SET EXERCISE – Repeat all the records exactly, omitting pictures.

━━━━━━━━━━━━━━━━━━━━━━━━━━━━━━

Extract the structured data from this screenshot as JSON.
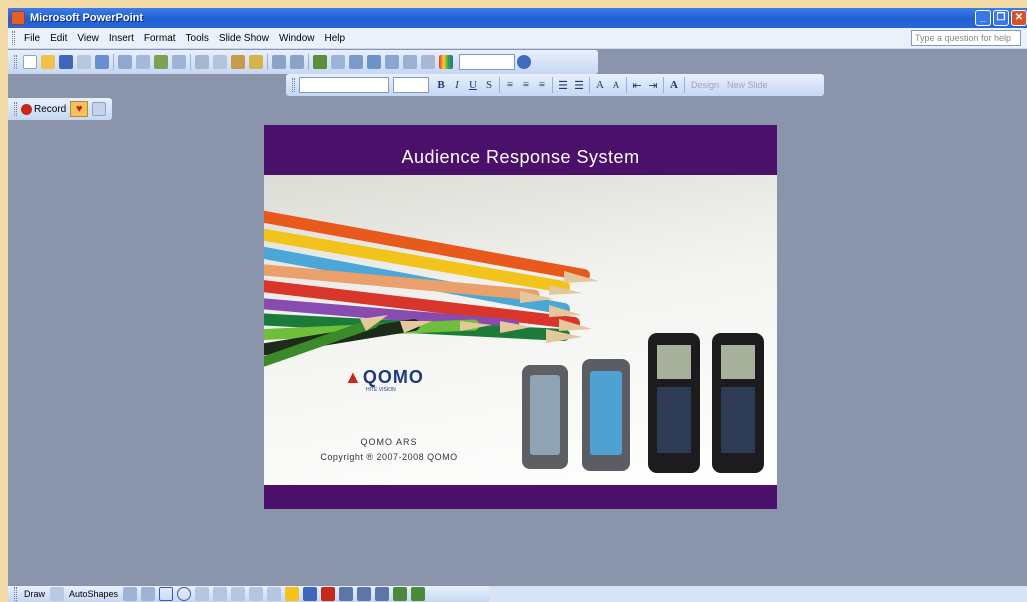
{
  "window": {
    "title": "Microsoft PowerPoint"
  },
  "menu": {
    "items": [
      "File",
      "Edit",
      "View",
      "Insert",
      "Format",
      "Tools",
      "Slide Show",
      "Window",
      "Help"
    ]
  },
  "help_box": {
    "placeholder": "Type a question for help"
  },
  "formatting_toolbar": {
    "design_label": "Design",
    "new_slide_label": "New Slide"
  },
  "record_toolbar": {
    "record_label": "Record"
  },
  "slide": {
    "title": "Audience Response System",
    "logo_text": "QOMO",
    "logo_tagline": "HITE VISION",
    "product_name": "QOMO ARS",
    "copyright": "Copyright ® 2007-2008 QOMO"
  },
  "drawing_toolbar": {
    "draw_label": "Draw",
    "autoshapes_label": "AutoShapes"
  },
  "colors": {
    "titlebar": "#2a66d8",
    "slide_band": "#4b1069",
    "workspace": "#8a95ab"
  }
}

━━━━━━━━━━━━━━━━━━━━━━━━━━━━━━

SOLUTION TO THIS PROBLEM –
Extract the structured data from this screenshot as JSON.
{
  "window": {
    "title": "Microsoft PowerPoint"
  },
  "menu": {
    "items": [
      "File",
      "Edit",
      "View",
      "Insert",
      "Format",
      "Tools",
      "Slide Show",
      "Window",
      "Help"
    ]
  },
  "help_box": {
    "placeholder": "Type a question for help"
  },
  "formatting_toolbar": {
    "design_label": "Design",
    "new_slide_label": "New Slide"
  },
  "record_toolbar": {
    "record_label": "Record"
  },
  "slide": {
    "title": "Audience Response System",
    "logo_text": "QOMO",
    "logo_tagline": "HITE VISION",
    "product_name": "QOMO ARS",
    "copyright": "Copyright ® 2007-2008 QOMO"
  },
  "drawing_toolbar": {
    "draw_label": "Draw",
    "autoshapes_label": "AutoShapes"
  },
  "colors": {
    "titlebar": "#2a66d8",
    "slide_band": "#4b1069",
    "workspace": "#8a95ab"
  }
}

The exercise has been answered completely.